(Task prompt):
Transcribe the records in full, keeping every character as it is.

· · · · ·

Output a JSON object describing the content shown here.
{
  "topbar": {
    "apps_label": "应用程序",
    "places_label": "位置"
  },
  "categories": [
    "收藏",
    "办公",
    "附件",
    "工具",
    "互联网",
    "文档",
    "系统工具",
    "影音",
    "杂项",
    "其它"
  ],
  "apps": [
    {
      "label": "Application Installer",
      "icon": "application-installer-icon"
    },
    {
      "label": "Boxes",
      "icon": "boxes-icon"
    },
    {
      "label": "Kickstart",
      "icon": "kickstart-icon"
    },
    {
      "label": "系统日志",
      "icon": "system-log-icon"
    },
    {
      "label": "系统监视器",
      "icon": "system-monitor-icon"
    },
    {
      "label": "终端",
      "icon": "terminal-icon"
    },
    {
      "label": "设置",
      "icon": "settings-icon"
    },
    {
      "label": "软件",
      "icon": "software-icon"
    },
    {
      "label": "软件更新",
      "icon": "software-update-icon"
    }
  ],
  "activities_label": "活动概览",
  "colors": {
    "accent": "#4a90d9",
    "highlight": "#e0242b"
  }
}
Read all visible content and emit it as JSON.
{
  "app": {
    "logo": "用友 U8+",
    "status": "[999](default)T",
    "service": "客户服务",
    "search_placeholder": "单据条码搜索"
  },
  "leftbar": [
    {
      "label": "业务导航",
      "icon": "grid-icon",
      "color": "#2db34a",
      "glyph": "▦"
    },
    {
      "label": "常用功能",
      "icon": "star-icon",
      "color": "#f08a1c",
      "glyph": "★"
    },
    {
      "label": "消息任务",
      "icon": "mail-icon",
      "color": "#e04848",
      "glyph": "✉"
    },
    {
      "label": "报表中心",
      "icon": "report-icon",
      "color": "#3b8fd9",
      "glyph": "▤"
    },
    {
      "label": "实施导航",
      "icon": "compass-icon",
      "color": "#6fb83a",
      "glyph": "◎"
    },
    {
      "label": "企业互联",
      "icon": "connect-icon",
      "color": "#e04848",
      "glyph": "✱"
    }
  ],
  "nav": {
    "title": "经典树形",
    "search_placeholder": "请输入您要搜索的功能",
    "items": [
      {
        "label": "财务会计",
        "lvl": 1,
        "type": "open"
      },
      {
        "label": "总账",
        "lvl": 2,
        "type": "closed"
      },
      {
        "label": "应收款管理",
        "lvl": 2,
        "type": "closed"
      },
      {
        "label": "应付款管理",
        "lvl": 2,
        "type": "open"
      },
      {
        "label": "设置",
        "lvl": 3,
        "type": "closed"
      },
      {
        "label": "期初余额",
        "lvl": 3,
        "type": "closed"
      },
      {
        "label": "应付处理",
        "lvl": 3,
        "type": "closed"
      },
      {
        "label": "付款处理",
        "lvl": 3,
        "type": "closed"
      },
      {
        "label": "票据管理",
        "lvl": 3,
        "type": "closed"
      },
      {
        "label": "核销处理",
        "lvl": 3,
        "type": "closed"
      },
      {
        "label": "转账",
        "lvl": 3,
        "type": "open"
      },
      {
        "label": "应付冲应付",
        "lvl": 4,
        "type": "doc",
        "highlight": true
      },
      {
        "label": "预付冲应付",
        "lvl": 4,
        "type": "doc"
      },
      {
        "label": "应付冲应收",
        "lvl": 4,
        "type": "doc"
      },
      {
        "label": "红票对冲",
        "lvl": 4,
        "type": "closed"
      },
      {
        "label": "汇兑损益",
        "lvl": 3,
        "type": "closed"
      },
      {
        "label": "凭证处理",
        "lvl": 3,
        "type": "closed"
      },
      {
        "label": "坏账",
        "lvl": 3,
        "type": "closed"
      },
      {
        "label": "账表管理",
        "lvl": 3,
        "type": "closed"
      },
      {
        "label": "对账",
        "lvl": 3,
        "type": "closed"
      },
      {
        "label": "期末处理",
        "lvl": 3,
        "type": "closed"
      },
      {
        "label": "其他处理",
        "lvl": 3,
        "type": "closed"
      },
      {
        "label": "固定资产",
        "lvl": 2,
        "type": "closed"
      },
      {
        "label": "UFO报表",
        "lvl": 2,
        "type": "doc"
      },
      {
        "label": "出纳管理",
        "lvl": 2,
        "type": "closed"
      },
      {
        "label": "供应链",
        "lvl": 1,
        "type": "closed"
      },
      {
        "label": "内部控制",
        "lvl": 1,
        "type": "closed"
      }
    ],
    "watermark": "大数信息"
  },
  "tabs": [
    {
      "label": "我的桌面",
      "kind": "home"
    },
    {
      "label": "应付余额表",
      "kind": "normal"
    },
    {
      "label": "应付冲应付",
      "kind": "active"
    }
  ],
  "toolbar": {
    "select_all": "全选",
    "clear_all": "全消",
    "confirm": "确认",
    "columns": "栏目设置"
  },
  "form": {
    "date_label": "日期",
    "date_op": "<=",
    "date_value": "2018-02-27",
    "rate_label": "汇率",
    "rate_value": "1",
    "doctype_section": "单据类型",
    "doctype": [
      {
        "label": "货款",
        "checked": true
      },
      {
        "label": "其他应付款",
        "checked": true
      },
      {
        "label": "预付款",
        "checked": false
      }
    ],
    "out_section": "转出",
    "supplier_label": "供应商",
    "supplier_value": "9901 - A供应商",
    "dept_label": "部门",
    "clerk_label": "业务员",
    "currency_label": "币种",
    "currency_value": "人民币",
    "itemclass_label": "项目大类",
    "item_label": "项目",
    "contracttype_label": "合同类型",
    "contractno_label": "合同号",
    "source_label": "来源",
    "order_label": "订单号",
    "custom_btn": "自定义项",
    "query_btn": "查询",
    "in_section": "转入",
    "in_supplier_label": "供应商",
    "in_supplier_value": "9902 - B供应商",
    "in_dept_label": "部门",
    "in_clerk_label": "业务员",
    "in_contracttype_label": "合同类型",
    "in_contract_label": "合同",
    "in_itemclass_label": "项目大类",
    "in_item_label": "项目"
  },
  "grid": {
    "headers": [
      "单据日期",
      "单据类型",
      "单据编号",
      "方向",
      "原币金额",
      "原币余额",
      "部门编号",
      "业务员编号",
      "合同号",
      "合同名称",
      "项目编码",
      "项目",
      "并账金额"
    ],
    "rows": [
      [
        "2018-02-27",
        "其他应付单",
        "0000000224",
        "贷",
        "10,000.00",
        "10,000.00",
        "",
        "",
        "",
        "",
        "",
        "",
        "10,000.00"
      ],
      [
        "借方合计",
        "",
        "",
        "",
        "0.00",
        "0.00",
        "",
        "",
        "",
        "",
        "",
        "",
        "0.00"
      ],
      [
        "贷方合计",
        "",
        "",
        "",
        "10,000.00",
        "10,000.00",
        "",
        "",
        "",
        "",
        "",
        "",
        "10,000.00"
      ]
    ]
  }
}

· · · · ·

(Exercise answer):
Output a JSON object describing the content shown here.
{
  "topbar": {
    "apps_label": "应用程序",
    "places_label": "位置"
  },
  "categories": [
    "收藏",
    "办公",
    "附件",
    "工具",
    "互联网",
    "文档",
    "系统工具",
    "影音",
    "杂项",
    "其它"
  ],
  "apps": [
    {
      "label": "Application Installer",
      "icon": "application-installer-icon"
    },
    {
      "label": "Boxes",
      "icon": "boxes-icon"
    },
    {
      "label": "Kickstart",
      "icon": "kickstart-icon"
    },
    {
      "label": "系统日志",
      "icon": "system-log-icon"
    },
    {
      "label": "系统监视器",
      "icon": "system-monitor-icon"
    },
    {
      "label": "终端",
      "icon": "terminal-icon"
    },
    {
      "label": "设置",
      "icon": "settings-icon"
    },
    {
      "label": "软件",
      "icon": "software-icon"
    },
    {
      "label": "软件更新",
      "icon": "software-update-icon"
    }
  ],
  "activities_label": "活动概览",
  "colors": {
    "accent": "#4a90d9",
    "highlight": "#e0242b"
  }
}
Read all visible content and emit it as JSON.
{
  "app": {
    "logo": "用友 U8+",
    "status": "[999](default)T",
    "service": "客户服务",
    "search_placeholder": "单据条码搜索"
  },
  "leftbar": [
    {
      "label": "业务导航",
      "icon": "grid-icon",
      "color": "#2db34a",
      "glyph": "▦"
    },
    {
      "label": "常用功能",
      "icon": "star-icon",
      "color": "#f08a1c",
      "glyph": "★"
    },
    {
      "label": "消息任务",
      "icon": "mail-icon",
      "color": "#e04848",
      "glyph": "✉"
    },
    {
      "label": "报表中心",
      "icon": "report-icon",
      "color": "#3b8fd9",
      "glyph": "▤"
    },
    {
      "label": "实施导航",
      "icon": "compass-icon",
      "color": "#6fb83a",
      "glyph": "◎"
    },
    {
      "label": "企业互联",
      "icon": "connect-icon",
      "color": "#e04848",
      "glyph": "✱"
    }
  ],
  "nav": {
    "title": "经典树形",
    "search_placeholder": "请输入您要搜索的功能",
    "items": [
      {
        "label": "财务会计",
        "lvl": 1,
        "type": "open"
      },
      {
        "label": "总账",
        "lvl": 2,
        "type": "closed"
      },
      {
        "label": "应收款管理",
        "lvl": 2,
        "type": "closed"
      },
      {
        "label": "应付款管理",
        "lvl": 2,
        "type": "open"
      },
      {
        "label": "设置",
        "lvl": 3,
        "type": "closed"
      },
      {
        "label": "期初余额",
        "lvl": 3,
        "type": "closed"
      },
      {
        "label": "应付处理",
        "lvl": 3,
        "type": "closed"
      },
      {
        "label": "付款处理",
        "lvl": 3,
        "type": "closed"
      },
      {
        "label": "票据管理",
        "lvl": 3,
        "type": "closed"
      },
      {
        "label": "核销处理",
        "lvl": 3,
        "type": "closed"
      },
      {
        "label": "转账",
        "lvl": 3,
        "type": "open"
      },
      {
        "label": "应付冲应付",
        "lvl": 4,
        "type": "doc",
        "highlight": true
      },
      {
        "label": "预付冲应付",
        "lvl": 4,
        "type": "doc"
      },
      {
        "label": "应付冲应收",
        "lvl": 4,
        "type": "doc"
      },
      {
        "label": "红票对冲",
        "lvl": 4,
        "type": "closed"
      },
      {
        "label": "汇兑损益",
        "lvl": 3,
        "type": "closed"
      },
      {
        "label": "凭证处理",
        "lvl": 3,
        "type": "closed"
      },
      {
        "label": "坏账",
        "lvl": 3,
        "type": "closed"
      },
      {
        "label": "账表管理",
        "lvl": 3,
        "type": "closed"
      },
      {
        "label": "对账",
        "lvl": 3,
        "type": "closed"
      },
      {
        "label": "期末处理",
        "lvl": 3,
        "type": "closed"
      },
      {
        "label": "其他处理",
        "lvl": 3,
        "type": "closed"
      },
      {
        "label": "固定资产",
        "lvl": 2,
        "type": "closed"
      },
      {
        "label": "UFO报表",
        "lvl": 2,
        "type": "doc"
      },
      {
        "label": "出纳管理",
        "lvl": 2,
        "type": "closed"
      },
      {
        "label": "供应链",
        "lvl": 1,
        "type": "closed"
      },
      {
        "label": "内部控制",
        "lvl": 1,
        "type": "closed"
      }
    ],
    "watermark": "大数信息"
  },
  "tabs": [
    {
      "label": "我的桌面",
      "kind": "home"
    },
    {
      "label": "应付余额表",
      "kind": "normal"
    },
    {
      "label": "应付冲应付",
      "kind": "active"
    }
  ],
  "toolbar": {
    "select_all": "全选",
    "clear_all": "全消",
    "confirm": "确认",
    "columns": "栏目设置"
  },
  "form": {
    "date_label": "日期",
    "date_op": "<=",
    "date_value": "2018-02-27",
    "rate_label": "汇率",
    "rate_value": "1",
    "doctype_section": "单据类型",
    "doctype": [
      {
        "label": "货款",
        "checked": true
      },
      {
        "label": "其他应付款",
        "checked": true
      },
      {
        "label": "预付款",
        "checked": false
      }
    ],
    "out_section": "转出",
    "supplier_label": "供应商",
    "supplier_value": "9901 - A供应商",
    "dept_label": "部门",
    "clerk_label": "业务员",
    "currency_label": "币种",
    "currency_value": "人民币",
    "itemclass_label": "项目大类",
    "item_label": "项目",
    "contracttype_label": "合同类型",
    "contractno_label": "合同号",
    "source_label": "来源",
    "order_label": "订单号",
    "custom_btn": "自定义项",
    "query_btn": "查询",
    "in_section": "转入",
    "in_supplier_label": "供应商",
    "in_supplier_value": "9902 - B供应商",
    "in_dept_label": "部门",
    "in_clerk_label": "业务员",
    "in_contracttype_label": "合同类型",
    "in_contract_label": "合同",
    "in_itemclass_label": "项目大类",
    "in_item_label": "项目"
  },
  "grid": {
    "headers": [
      "单据日期",
      "单据类型",
      "单据编号",
      "方向",
      "原币金额",
      "原币余额",
      "部门编号",
      "业务员编号",
      "合同号",
      "合同名称",
      "项目编码",
      "项目",
      "并账金额"
    ],
    "rows": [
      [
        "2018-02-27",
        "其他应付单",
        "0000000224",
        "贷",
        "10,000.00",
        "10,000.00",
        "",
        "",
        "",
        "",
        "",
        "",
        "10,000.00"
      ],
      [
        "借方合计",
        "",
        "",
        "",
        "0.00",
        "0.00",
        "",
        "",
        "",
        "",
        "",
        "",
        "0.00"
      ],
      [
        "贷方合计",
        "",
        "",
        "",
        "10,000.00",
        "10,000.00",
        "",
        "",
        "",
        "",
        "",
        "",
        "10,000.00"
      ]
    ]
  }
}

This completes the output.